#### Records
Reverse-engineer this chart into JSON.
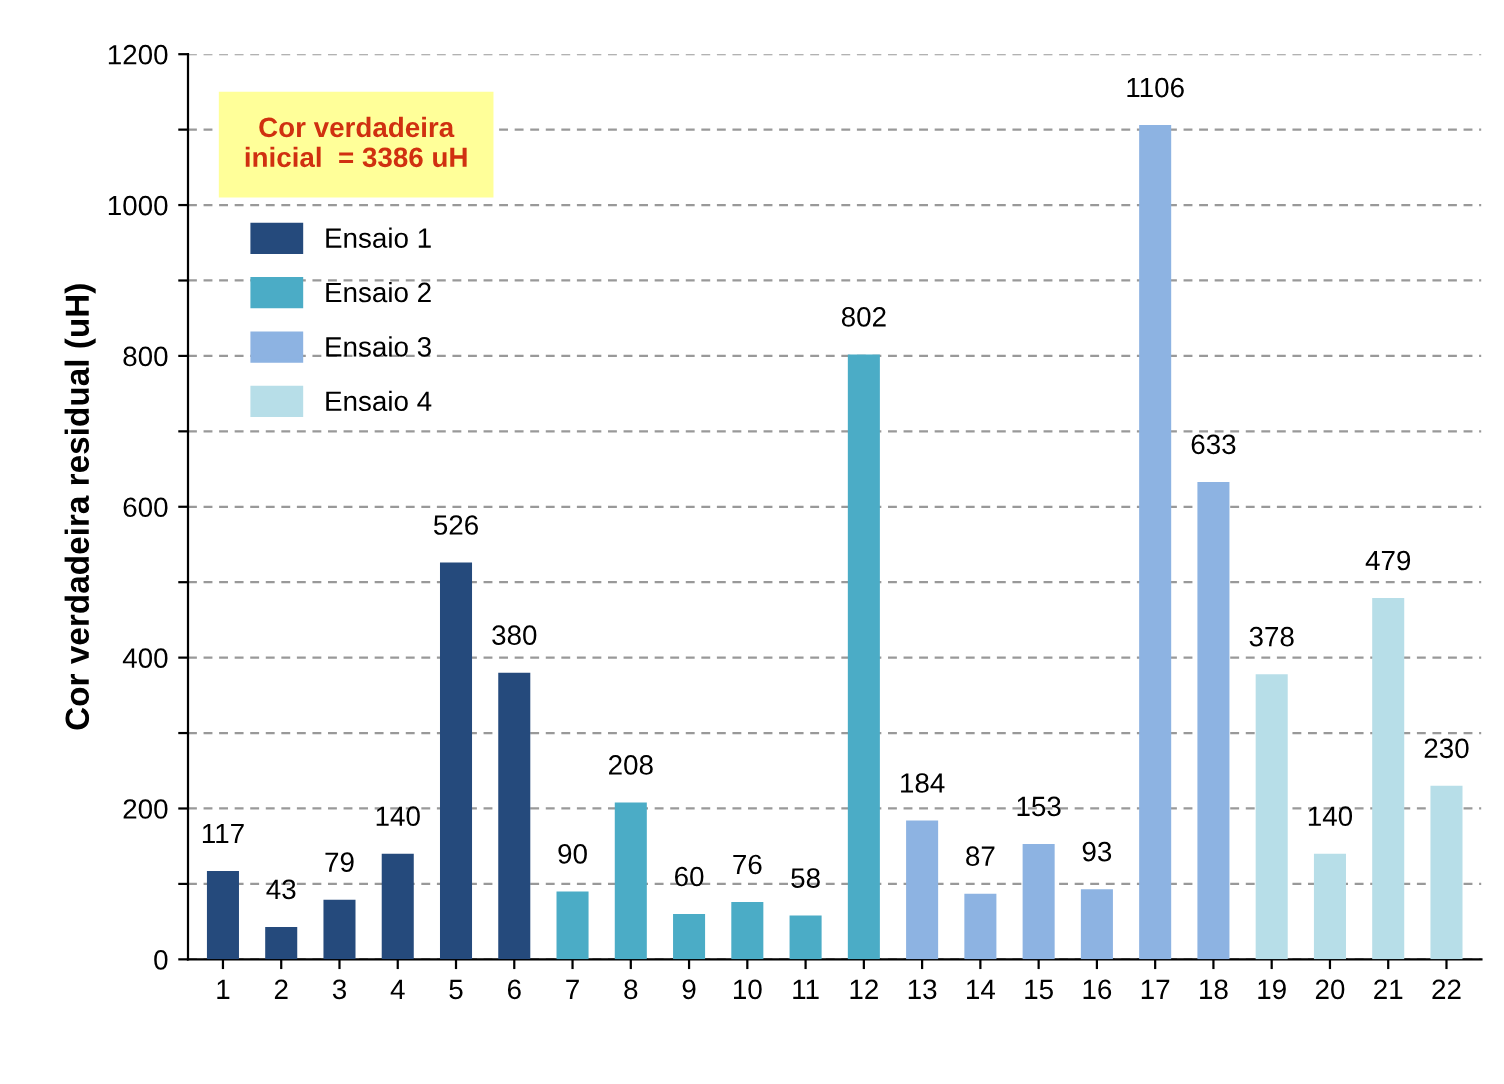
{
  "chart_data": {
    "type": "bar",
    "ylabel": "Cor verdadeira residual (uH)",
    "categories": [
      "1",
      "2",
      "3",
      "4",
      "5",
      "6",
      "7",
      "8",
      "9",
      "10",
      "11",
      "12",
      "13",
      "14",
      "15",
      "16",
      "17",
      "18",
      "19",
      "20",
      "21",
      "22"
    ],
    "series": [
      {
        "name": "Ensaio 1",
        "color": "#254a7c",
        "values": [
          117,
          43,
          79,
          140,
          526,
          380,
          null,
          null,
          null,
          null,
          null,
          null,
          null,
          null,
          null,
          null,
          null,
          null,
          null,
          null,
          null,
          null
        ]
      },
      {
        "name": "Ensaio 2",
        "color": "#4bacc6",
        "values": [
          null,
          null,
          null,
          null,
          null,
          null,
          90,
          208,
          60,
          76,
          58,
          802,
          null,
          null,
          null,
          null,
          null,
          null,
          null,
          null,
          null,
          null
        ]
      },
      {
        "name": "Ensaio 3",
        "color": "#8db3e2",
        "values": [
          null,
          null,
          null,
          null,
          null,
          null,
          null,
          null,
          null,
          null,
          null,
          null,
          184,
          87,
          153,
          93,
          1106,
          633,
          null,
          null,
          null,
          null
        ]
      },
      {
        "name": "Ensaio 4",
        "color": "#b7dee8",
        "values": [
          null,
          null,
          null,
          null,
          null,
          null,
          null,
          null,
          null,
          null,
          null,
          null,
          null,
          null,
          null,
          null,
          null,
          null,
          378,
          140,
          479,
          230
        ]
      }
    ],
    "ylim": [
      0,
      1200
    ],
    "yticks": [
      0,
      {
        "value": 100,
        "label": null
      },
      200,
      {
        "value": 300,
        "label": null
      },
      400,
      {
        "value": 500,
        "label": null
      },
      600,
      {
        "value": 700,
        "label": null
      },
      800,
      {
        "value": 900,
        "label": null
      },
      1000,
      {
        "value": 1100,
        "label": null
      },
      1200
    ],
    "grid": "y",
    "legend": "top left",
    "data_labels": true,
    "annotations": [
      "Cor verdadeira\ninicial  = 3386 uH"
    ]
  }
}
--
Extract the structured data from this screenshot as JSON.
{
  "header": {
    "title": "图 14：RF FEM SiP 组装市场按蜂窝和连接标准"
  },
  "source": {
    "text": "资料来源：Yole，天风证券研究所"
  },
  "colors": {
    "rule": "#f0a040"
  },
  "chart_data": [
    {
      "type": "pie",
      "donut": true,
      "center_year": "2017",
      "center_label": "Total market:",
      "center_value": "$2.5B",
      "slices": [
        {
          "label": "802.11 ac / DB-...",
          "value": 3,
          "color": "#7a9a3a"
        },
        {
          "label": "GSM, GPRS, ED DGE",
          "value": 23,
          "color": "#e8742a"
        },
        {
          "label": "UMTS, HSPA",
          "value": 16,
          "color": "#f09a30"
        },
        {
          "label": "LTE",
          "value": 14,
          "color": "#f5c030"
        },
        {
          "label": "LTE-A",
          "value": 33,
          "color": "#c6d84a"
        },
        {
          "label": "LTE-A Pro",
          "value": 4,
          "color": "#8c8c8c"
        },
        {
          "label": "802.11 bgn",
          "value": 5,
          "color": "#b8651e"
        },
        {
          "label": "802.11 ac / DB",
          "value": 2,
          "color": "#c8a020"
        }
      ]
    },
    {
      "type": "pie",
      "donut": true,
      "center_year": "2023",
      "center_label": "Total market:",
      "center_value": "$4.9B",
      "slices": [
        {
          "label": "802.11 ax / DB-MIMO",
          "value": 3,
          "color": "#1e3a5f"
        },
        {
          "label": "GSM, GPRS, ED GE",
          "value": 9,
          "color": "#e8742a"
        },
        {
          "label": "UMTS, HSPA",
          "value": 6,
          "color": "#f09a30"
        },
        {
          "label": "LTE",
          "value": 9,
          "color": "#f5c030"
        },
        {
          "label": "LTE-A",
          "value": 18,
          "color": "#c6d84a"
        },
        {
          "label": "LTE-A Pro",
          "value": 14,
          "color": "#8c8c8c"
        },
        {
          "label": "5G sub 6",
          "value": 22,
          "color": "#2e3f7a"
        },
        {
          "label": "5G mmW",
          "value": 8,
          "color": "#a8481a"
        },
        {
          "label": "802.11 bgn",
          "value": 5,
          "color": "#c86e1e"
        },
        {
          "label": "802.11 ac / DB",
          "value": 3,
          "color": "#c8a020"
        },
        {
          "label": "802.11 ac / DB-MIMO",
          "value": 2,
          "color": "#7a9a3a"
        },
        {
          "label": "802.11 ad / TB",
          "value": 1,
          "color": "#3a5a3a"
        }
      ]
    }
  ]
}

#### The task
Identify the lines in the entries above that contain "this", then copy them out.

#### Task result
Reverse-engineer this chart into JSON.
Extract the structured data from this screenshot as JSON.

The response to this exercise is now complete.